§ WORK REQUIRED
Write out the full listing again, exactly as it stands.

__________________________________________________

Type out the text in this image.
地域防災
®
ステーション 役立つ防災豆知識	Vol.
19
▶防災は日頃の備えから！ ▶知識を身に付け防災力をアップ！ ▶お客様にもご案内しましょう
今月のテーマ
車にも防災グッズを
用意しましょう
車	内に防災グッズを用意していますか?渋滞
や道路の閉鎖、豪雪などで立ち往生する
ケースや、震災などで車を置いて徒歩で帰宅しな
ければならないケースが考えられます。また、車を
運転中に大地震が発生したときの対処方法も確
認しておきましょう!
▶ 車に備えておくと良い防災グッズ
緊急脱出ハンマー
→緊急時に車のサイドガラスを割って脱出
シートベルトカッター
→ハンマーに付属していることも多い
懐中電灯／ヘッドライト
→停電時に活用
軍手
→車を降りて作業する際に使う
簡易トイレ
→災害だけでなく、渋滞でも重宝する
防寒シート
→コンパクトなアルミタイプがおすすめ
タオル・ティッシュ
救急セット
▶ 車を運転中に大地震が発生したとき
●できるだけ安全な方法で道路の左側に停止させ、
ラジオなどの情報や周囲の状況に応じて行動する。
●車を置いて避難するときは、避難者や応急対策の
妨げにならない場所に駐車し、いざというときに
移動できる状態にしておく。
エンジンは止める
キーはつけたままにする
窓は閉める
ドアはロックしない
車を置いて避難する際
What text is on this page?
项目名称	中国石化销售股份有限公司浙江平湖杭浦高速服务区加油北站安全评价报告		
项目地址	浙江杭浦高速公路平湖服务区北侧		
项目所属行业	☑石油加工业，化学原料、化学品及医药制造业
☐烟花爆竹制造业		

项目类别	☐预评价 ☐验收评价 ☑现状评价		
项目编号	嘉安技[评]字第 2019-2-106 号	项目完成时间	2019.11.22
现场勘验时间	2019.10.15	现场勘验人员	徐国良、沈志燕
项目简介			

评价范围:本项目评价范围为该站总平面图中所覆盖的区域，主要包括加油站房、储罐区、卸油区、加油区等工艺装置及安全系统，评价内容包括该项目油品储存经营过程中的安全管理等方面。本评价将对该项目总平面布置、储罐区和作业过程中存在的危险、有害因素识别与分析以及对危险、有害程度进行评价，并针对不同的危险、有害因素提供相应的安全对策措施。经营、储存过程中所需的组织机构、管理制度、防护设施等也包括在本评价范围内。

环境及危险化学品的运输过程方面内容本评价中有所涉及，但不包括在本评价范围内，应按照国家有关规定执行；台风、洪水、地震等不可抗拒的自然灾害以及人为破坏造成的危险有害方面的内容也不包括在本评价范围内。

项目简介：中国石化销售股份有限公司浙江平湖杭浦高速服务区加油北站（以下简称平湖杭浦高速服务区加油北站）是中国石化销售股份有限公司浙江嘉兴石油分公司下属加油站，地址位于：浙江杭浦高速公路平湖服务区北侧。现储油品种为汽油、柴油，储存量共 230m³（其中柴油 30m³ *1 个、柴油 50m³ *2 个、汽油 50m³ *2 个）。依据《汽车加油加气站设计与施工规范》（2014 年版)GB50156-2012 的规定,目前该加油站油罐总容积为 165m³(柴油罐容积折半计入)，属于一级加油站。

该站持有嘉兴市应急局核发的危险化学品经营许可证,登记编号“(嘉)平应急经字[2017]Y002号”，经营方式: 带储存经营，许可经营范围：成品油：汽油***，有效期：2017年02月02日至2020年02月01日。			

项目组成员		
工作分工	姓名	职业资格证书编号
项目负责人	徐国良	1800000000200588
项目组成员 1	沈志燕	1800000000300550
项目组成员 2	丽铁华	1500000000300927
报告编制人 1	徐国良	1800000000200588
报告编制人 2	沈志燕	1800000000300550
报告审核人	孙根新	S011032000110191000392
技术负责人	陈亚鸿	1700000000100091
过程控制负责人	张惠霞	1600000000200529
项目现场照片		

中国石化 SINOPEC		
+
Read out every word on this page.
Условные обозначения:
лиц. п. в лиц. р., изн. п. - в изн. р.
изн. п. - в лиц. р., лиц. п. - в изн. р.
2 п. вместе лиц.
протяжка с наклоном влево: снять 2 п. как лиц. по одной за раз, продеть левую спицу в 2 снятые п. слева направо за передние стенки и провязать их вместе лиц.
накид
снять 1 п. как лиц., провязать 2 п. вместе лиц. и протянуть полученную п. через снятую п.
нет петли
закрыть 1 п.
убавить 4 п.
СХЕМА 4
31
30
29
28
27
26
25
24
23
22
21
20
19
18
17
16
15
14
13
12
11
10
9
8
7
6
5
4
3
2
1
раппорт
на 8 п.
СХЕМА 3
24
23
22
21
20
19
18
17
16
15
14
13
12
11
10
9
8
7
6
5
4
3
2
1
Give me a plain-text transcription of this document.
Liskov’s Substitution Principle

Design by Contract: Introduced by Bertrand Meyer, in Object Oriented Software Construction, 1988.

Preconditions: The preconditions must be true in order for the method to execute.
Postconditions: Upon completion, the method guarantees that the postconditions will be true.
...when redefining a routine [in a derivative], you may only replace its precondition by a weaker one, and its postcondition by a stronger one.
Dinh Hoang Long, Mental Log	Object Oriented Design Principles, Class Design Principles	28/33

__________________________________________________

§ RESPONSE TO THE TASK
Type out the text in this image.
地域防災
®
ステーション 役立つ防災豆知識	Vol.
19
▶防災は日頃の備えから！ ▶知識を身に付け防災力をアップ！ ▶お客様にもご案内しましょう
今月のテーマ
車にも防災グッズを
用意しましょう
車	内に防災グッズを用意していますか?渋滞
や道路の閉鎖、豪雪などで立ち往生する
ケースや、震災などで車を置いて徒歩で帰宅しな
ければならないケースが考えられます。また、車を
運転中に大地震が発生したときの対処方法も確
認しておきましょう!
▶ 車に備えておくと良い防災グッズ
緊急脱出ハンマー
→緊急時に車のサイドガラスを割って脱出
シートベルトカッター
→ハンマーに付属していることも多い
懐中電灯／ヘッドライト
→停電時に活用
軍手
→車を降りて作業する際に使う
簡易トイレ
→災害だけでなく、渋滞でも重宝する
防寒シート
→コンパクトなアルミタイプがおすすめ
タオル・ティッシュ
救急セット
▶ 車を運転中に大地震が発生したとき
●できるだけ安全な方法で道路の左側に停止させ、
ラジオなどの情報や周囲の状況に応じて行動する。
●車を置いて避難するときは、避難者や応急対策の
妨げにならない場所に駐車し、いざというときに
移動できる状態にしておく。
エンジンは止める
キーはつけたままにする
窓は閉める
ドアはロックしない
車を置いて避難する際
What text is on this page?
项目名称	中国石化销售股份有限公司浙江平湖杭浦高速服务区加油北站安全评价报告		
项目地址	浙江杭浦高速公路平湖服务区北侧		
项目所属行业	☑石油加工业，化学原料、化学品及医药制造业
☐烟花爆竹制造业		

项目类别	☐预评价 ☐验收评价 ☑现状评价		
项目编号	嘉安技[评]字第 2019-2-106 号	项目完成时间	2019.11.22
现场勘验时间	2019.10.15	现场勘验人员	徐国良、沈志燕
项目简介			

评价范围:本项目评价范围为该站总平面图中所覆盖的区域，主要包括加油站房、储罐区、卸油区、加油区等工艺装置及安全系统，评价内容包括该项目油品储存经营过程中的安全管理等方面。本评价将对该项目总平面布置、储罐区和作业过程中存在的危险、有害因素识别与分析以及对危险、有害程度进行评价，并针对不同的危险、有害因素提供相应的安全对策措施。经营、储存过程中所需的组织机构、管理制度、防护设施等也包括在本评价范围内。

环境及危险化学品的运输过程方面内容本评价中有所涉及，但不包括在本评价范围内，应按照国家有关规定执行；台风、洪水、地震等不可抗拒的自然灾害以及人为破坏造成的危险有害方面的内容也不包括在本评价范围内。

项目简介：中国石化销售股份有限公司浙江平湖杭浦高速服务区加油北站（以下简称平湖杭浦高速服务区加油北站）是中国石化销售股份有限公司浙江嘉兴石油分公司下属加油站，地址位于：浙江杭浦高速公路平湖服务区北侧。现储油品种为汽油、柴油，储存量共 230m³（其中柴油 30m³ *1 个、柴油 50m³ *2 个、汽油 50m³ *2 个）。依据《汽车加油加气站设计与施工规范》（2014 年版)GB50156-2012 的规定,目前该加油站油罐总容积为 165m³(柴油罐容积折半计入)，属于一级加油站。

该站持有嘉兴市应急局核发的危险化学品经营许可证,登记编号“(嘉)平应急经字[2017]Y002号”，经营方式: 带储存经营，许可经营范围：成品油：汽油***，有效期：2017年02月02日至2020年02月01日。			

项目组成员		
工作分工	姓名	职业资格证书编号
项目负责人	徐国良	1800000000200588
项目组成员 1	沈志燕	1800000000300550
项目组成员 2	丽铁华	1500000000300927
报告编制人 1	徐国良	1800000000200588
报告编制人 2	沈志燕	1800000000300550
报告审核人	孙根新	S011032000110191000392
技术负责人	陈亚鸿	1700000000100091
过程控制负责人	张惠霞	1600000000200529
项目现场照片		

中国石化 SINOPEC		
+
Read out every word on this page.
Условные обозначения:
лиц. п. в лиц. р., изн. п. - в изн. р.
изн. п. - в лиц. р., лиц. п. - в изн. р.
2 п. вместе лиц.
протяжка с наклоном влево: снять 2 п. как лиц. по одной за раз, продеть левую спицу в 2 снятые п. слева направо за передние стенки и провязать их вместе лиц.
накид
снять 1 п. как лиц., провязать 2 п. вместе лиц. и протянуть полученную п. через снятую п.
нет петли
закрыть 1 п.
убавить 4 п.
СХЕМА 4
31
30
29
28
27
26
25
24
23
22
21
20
19
18
17
16
15
14
13
12
11
10
9
8
7
6
5
4
3
2
1
раппорт
на 8 п.
СХЕМА 3
24
23
22
21
20
19
18
17
16
15
14
13
12
11
10
9
8
7
6
5
4
3
2
1
Give me a plain-text transcription of this document.
Liskov’s Substitution Principle

Design by Contract: Introduced by Bertrand Meyer, in Object Oriented Software Construction, 1988.

Preconditions: The preconditions must be true in order for the method to execute.
Postconditions: Upon completion, the method guarantees that the postconditions will be true.
...when redefining a routine [in a derivative], you may only replace its precondition by a weaker one, and its postcondition by a stronger one.
Dinh Hoang Long, Mental Log	Object Oriented Design Principles, Class Design Principles	28/33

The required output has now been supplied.